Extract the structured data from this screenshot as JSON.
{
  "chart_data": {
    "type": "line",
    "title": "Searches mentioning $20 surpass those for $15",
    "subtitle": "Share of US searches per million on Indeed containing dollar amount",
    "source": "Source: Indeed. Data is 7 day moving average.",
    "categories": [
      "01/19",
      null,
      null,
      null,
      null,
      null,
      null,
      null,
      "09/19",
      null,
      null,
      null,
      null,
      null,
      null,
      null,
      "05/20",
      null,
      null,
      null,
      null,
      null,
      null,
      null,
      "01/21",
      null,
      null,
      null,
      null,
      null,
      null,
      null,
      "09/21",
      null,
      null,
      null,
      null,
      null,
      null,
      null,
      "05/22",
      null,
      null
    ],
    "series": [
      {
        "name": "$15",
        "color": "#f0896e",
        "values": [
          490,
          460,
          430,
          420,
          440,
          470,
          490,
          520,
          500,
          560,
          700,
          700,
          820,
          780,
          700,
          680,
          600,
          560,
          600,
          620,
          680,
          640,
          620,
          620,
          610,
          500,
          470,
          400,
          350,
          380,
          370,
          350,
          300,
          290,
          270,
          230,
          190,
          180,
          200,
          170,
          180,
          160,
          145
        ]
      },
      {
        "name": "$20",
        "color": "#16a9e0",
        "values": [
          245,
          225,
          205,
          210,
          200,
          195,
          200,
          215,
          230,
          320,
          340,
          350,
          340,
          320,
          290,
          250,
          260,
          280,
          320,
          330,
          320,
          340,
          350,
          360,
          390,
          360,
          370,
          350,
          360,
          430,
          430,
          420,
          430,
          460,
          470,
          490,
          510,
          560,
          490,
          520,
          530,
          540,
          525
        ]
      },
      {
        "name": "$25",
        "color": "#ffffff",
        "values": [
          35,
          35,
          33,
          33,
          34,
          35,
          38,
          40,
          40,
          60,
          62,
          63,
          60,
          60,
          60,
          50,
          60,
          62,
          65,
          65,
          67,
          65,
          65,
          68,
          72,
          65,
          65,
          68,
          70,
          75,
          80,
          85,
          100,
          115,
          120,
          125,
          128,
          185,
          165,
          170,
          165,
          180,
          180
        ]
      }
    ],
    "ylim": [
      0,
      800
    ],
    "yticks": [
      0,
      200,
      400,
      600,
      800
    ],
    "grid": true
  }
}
--
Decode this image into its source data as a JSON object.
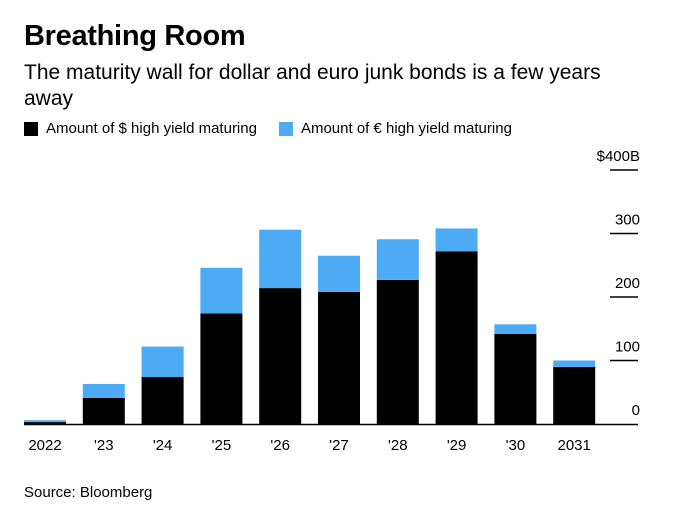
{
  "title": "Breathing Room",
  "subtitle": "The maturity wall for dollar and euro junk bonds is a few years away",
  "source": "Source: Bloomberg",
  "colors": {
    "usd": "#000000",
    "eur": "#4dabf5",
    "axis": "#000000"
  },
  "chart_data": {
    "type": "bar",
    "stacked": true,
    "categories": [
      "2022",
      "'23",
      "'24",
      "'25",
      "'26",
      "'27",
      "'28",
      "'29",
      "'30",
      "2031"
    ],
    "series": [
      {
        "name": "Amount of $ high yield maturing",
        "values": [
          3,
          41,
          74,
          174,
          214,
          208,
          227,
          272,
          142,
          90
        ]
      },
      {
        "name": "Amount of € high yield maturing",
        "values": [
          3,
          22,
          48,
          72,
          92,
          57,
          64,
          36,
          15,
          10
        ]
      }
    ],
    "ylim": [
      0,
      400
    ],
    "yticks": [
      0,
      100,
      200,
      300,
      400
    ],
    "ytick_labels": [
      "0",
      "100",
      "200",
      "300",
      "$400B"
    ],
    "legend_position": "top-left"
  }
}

■ **Stated exercise**
Collect each line holding the string "source".

■ **Finished task**
    "source": "Source: Indeed. Data is 7 day moving average.",
Decode this image into its source data as a JSON object.
  "source": "Source: Bloomberg",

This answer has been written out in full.